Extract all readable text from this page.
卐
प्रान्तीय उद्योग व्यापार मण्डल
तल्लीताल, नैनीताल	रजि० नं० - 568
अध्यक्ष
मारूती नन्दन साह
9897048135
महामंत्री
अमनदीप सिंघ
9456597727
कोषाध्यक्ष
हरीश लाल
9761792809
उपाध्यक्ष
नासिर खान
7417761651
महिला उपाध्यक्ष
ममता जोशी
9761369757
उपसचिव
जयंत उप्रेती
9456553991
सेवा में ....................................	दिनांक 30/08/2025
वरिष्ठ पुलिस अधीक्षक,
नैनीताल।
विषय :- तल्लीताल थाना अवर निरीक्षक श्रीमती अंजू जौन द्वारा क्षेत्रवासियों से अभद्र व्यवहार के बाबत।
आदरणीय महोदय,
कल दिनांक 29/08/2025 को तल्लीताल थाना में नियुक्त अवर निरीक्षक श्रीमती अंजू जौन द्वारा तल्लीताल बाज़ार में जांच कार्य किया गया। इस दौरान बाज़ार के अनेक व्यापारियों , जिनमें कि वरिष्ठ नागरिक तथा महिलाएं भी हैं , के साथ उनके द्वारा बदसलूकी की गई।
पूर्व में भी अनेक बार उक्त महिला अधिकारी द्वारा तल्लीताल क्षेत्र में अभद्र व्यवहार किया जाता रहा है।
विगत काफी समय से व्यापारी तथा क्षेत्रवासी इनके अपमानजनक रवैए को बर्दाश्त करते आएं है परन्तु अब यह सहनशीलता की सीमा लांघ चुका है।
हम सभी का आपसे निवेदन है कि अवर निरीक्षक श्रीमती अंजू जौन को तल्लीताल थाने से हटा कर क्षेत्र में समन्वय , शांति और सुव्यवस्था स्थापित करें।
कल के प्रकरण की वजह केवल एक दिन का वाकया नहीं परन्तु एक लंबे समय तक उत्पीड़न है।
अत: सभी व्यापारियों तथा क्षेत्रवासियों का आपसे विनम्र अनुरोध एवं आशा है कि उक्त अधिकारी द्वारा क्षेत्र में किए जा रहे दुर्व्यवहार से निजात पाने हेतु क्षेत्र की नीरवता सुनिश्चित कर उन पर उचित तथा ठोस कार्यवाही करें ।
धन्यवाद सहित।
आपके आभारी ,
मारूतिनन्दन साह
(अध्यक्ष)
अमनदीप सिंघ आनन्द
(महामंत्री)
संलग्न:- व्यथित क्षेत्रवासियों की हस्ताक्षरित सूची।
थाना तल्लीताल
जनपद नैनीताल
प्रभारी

- WRITTEN TASK -
Each line of the listing above should be output exactly.

- RESPONSE -
Extract all readable text from this page.
卐
प्रान्तीय उद्योग व्यापार मण्डल
तल्लीताल, नैनीताल	रजि० नं० - 568
अध्यक्ष
मारूती नन्दन साह
9897048135
महामंत्री
अमनदीप सिंघ
9456597727
कोषाध्यक्ष
हरीश लाल
9761792809
उपाध्यक्ष
नासिर खान
7417761651
महिला उपाध्यक्ष
ममता जोशी
9761369757
उपसचिव
जयंत उप्रेती
9456553991
सेवा में ....................................	दिनांक 30/08/2025
वरिष्ठ पुलिस अधीक्षक,
नैनीताल।
विषय :- तल्लीताल थाना अवर निरीक्षक श्रीमती अंजू जौन द्वारा क्षेत्रवासियों से अभद्र व्यवहार के बाबत।
आदरणीय महोदय,
कल दिनांक 29/08/2025 को तल्लीताल थाना में नियुक्त अवर निरीक्षक श्रीमती अंजू जौन द्वारा तल्लीताल बाज़ार में जांच कार्य किया गया। इस दौरान बाज़ार के अनेक व्यापारियों , जिनमें कि वरिष्ठ नागरिक तथा महिलाएं भी हैं , के साथ उनके द्वारा बदसलूकी की गई।
पूर्व में भी अनेक बार उक्त महिला अधिकारी द्वारा तल्लीताल क्षेत्र में अभद्र व्यवहार किया जाता रहा है।
विगत काफी समय से व्यापारी तथा क्षेत्रवासी इनके अपमानजनक रवैए को बर्दाश्त करते आएं है परन्तु अब यह सहनशीलता की सीमा लांघ चुका है।
हम सभी का आपसे निवेदन है कि अवर निरीक्षक श्रीमती अंजू जौन को तल्लीताल थाने से हटा कर क्षेत्र में समन्वय , शांति और सुव्यवस्था स्थापित करें।
कल के प्रकरण की वजह केवल एक दिन का वाकया नहीं परन्तु एक लंबे समय तक उत्पीड़न है।
अत: सभी व्यापारियों तथा क्षेत्रवासियों का आपसे विनम्र अनुरोध एवं आशा है कि उक्त अधिकारी द्वारा क्षेत्र में किए जा रहे दुर्व्यवहार से निजात पाने हेतु क्षेत्र की नीरवता सुनिश्चित कर उन पर उचित तथा ठोस कार्यवाही करें ।
धन्यवाद सहित।
आपके आभारी ,
मारूतिनन्दन साह
(अध्यक्ष)
अमनदीप सिंघ आनन्द
(महामंत्री)
संलग्न:- व्यथित क्षेत्रवासियों की हस्ताक्षरित सूची।
थाना तल्लीताल
जनपद नैनीताल
प्रभारी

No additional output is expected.